__GIVEN EXERCISE__.
Read the data and repeat it in full, exactly.

Data records:
* BEGIN *

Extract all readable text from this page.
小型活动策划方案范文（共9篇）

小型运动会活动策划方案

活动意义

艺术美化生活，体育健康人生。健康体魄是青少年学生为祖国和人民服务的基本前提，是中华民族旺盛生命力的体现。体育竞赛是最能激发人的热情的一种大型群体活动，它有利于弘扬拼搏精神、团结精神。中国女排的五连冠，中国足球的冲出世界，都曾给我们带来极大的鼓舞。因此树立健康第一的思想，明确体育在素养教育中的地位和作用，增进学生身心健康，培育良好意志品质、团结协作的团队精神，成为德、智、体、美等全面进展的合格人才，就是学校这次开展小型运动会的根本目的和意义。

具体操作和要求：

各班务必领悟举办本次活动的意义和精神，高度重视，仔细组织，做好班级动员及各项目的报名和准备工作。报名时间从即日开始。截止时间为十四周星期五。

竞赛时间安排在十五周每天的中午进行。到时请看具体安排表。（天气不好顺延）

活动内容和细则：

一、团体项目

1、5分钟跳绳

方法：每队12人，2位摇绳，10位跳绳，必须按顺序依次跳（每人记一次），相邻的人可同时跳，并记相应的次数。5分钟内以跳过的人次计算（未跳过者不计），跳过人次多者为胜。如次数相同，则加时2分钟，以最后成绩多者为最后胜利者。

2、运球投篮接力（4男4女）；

* END *

__EXERCISE OUTPUT__.
Extract all readable text from this page.
小型活动策划方案范文（共9篇）

小型运动会活动策划方案

活动意义

艺术美化生活，体育健康人生。健康体魄是青少年学生为祖国和人民服务的基本前提，是中华民族旺盛生命力的体现。体育竞赛是最能激发人的热情的一种大型群体活动，它有利于弘扬拼搏精神、团结精神。中国女排的五连冠，中国足球的冲出世界，都曾给我们带来极大的鼓舞。因此树立健康第一的思想，明确体育在素养教育中的地位和作用，增进学生身心健康，培育良好意志品质、团结协作的团队精神，成为德、智、体、美等全面进展的合格人才，就是学校这次开展小型运动会的根本目的和意义。

具体操作和要求：

各班务必领悟举办本次活动的意义和精神，高度重视，仔细组织，做好班级动员及各项目的报名和准备工作。报名时间从即日开始。截止时间为十四周星期五。

竞赛时间安排在十五周每天的中午进行。到时请看具体安排表。（天气不好顺延）

活动内容和细则：

一、团体项目

1、5分钟跳绳

方法：每队12人，2位摇绳，10位跳绳，必须按顺序依次跳（每人记一次），相邻的人可同时跳，并记相应的次数。5分钟内以跳过的人次计算（未跳过者不计），跳过人次多者为胜。如次数相同，则加时2分钟，以最后成绩多者为最后胜利者。

2、运球投篮接力（4男4女）；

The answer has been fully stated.